■ **Your objective**
Find every line in the records that holds the string "Табельный". Copy each one.

■ **Dataset excerpts**

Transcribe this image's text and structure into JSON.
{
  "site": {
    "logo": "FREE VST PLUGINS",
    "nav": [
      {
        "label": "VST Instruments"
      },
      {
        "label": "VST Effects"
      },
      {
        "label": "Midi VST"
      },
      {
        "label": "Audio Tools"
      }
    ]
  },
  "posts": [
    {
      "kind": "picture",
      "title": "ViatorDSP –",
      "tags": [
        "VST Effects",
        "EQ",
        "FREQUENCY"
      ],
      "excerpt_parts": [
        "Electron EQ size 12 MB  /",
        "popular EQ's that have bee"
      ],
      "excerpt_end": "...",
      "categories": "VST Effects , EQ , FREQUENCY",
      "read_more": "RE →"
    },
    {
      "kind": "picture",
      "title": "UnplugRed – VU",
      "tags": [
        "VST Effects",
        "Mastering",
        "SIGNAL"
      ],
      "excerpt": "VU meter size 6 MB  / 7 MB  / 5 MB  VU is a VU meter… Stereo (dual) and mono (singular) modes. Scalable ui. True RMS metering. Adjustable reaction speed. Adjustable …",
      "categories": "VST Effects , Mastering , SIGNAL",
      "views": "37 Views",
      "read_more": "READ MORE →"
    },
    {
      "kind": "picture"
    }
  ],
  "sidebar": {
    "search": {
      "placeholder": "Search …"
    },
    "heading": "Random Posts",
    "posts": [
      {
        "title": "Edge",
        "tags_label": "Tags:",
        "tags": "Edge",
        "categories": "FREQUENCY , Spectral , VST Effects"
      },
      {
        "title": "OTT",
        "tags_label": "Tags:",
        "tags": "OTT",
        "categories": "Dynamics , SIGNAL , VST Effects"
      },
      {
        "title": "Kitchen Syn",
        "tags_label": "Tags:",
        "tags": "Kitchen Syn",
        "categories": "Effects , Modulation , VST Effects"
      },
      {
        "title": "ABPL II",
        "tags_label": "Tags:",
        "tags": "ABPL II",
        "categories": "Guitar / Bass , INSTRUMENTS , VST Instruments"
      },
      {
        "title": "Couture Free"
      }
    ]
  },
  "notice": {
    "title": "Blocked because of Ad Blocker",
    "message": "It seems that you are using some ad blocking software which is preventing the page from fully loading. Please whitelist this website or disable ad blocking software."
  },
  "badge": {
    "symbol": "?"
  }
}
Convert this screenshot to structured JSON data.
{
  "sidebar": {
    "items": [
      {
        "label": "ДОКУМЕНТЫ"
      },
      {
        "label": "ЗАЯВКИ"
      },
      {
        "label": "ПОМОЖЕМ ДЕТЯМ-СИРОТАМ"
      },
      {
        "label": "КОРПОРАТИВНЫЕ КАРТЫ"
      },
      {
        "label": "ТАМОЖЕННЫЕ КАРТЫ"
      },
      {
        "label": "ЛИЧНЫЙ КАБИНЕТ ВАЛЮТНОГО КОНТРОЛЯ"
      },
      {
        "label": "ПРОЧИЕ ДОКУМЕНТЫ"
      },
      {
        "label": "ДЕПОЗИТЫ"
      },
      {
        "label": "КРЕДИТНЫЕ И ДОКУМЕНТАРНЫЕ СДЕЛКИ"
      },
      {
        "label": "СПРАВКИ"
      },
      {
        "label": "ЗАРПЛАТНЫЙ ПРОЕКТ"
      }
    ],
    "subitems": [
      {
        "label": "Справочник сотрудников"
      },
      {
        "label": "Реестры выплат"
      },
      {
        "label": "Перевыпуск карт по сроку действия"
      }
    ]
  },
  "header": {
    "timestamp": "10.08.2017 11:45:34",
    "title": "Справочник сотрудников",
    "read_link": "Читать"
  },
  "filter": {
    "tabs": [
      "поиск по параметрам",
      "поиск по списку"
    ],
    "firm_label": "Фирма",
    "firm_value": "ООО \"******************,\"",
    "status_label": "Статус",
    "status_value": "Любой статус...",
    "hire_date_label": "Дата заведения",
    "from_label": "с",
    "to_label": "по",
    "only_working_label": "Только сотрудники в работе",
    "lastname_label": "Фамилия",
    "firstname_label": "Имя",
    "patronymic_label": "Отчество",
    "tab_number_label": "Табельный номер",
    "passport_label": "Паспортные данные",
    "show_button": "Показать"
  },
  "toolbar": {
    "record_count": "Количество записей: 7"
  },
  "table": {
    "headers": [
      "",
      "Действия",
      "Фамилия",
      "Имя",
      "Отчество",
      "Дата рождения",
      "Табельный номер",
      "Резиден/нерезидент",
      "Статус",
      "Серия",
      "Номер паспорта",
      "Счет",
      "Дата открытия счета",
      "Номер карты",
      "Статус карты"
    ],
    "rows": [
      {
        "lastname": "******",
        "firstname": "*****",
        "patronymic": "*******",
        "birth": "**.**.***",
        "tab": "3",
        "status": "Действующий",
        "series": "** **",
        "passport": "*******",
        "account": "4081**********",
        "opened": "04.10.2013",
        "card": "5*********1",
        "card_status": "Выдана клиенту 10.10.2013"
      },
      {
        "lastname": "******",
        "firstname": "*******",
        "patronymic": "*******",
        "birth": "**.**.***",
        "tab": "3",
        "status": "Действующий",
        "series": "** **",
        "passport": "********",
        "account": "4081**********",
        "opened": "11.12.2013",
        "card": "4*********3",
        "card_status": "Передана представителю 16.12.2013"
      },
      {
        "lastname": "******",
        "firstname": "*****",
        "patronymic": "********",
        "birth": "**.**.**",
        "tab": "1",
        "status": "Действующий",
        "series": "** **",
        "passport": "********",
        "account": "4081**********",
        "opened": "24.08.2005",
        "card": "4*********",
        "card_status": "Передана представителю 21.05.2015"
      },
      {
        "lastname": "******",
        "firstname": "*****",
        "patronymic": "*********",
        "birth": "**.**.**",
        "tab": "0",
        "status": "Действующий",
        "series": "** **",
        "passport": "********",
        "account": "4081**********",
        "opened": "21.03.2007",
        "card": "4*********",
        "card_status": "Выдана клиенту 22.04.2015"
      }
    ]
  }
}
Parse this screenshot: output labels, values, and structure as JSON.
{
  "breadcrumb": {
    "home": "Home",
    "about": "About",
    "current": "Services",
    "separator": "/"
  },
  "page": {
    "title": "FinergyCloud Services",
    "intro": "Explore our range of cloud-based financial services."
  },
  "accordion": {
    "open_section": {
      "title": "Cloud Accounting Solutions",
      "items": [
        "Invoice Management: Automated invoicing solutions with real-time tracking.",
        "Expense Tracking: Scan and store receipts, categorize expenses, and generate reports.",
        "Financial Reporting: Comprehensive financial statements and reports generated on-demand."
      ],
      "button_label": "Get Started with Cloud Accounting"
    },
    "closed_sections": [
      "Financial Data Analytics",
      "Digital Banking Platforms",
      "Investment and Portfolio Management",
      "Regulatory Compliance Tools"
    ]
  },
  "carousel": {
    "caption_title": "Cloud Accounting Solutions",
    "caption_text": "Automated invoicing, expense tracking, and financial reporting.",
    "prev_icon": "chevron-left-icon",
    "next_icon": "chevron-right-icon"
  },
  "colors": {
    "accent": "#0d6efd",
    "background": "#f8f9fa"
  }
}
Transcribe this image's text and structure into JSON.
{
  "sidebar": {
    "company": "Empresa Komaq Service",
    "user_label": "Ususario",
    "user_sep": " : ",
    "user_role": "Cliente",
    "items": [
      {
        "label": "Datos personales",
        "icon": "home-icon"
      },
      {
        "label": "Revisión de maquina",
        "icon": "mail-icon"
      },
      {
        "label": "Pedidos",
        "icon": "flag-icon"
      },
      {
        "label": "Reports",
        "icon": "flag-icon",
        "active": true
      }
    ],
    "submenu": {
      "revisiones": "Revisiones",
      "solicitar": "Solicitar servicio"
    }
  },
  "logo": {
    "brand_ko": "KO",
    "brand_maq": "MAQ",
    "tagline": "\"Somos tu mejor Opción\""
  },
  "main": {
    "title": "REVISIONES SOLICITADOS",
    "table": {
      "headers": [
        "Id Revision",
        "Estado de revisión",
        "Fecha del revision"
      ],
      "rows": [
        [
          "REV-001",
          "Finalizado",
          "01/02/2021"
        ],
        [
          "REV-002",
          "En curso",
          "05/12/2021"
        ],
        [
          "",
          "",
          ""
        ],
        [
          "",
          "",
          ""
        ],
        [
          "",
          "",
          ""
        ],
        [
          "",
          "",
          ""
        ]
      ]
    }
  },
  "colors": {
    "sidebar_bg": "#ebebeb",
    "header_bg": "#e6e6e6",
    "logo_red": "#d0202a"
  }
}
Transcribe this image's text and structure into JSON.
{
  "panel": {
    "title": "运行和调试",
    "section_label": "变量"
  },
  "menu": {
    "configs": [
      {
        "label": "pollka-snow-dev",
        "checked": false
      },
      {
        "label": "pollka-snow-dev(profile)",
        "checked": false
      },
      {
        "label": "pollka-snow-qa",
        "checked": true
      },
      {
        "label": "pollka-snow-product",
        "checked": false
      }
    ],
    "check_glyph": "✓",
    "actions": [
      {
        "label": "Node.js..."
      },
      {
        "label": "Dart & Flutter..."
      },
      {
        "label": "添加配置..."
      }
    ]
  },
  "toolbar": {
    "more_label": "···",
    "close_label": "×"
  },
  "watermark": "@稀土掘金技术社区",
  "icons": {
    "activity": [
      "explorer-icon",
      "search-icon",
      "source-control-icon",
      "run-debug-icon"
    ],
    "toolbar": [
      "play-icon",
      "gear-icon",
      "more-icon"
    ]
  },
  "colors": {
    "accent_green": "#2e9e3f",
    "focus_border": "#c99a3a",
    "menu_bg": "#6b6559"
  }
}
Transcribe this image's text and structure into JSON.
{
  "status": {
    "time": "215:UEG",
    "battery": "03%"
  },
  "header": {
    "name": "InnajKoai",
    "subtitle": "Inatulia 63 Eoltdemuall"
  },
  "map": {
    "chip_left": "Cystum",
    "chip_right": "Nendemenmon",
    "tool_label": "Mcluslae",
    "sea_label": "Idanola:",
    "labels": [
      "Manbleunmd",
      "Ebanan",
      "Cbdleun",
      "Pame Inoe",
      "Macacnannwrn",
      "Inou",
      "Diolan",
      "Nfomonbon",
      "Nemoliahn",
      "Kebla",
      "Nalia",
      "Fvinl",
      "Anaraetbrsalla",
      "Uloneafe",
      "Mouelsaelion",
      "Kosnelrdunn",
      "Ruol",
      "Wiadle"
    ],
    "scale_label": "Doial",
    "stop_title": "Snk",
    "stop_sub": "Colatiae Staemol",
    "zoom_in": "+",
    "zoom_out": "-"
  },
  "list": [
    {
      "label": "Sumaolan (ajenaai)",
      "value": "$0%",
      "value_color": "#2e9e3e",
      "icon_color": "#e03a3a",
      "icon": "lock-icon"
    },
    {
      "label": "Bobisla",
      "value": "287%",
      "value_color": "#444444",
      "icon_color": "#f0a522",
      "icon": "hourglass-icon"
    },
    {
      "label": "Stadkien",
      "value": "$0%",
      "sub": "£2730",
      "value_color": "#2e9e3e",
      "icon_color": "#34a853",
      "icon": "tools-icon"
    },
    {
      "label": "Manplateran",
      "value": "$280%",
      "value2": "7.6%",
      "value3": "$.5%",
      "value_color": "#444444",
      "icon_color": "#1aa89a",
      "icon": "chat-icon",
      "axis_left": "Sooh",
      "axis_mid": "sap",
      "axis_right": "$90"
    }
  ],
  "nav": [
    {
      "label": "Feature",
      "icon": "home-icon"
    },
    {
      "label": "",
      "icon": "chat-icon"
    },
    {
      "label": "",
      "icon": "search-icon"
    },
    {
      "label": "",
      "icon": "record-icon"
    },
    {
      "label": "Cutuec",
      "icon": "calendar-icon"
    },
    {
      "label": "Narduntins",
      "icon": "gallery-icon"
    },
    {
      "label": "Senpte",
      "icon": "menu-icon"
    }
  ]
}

■ **Completed exercise**
    "tab_number_label": "Табельный номер",
      "Табельный номер",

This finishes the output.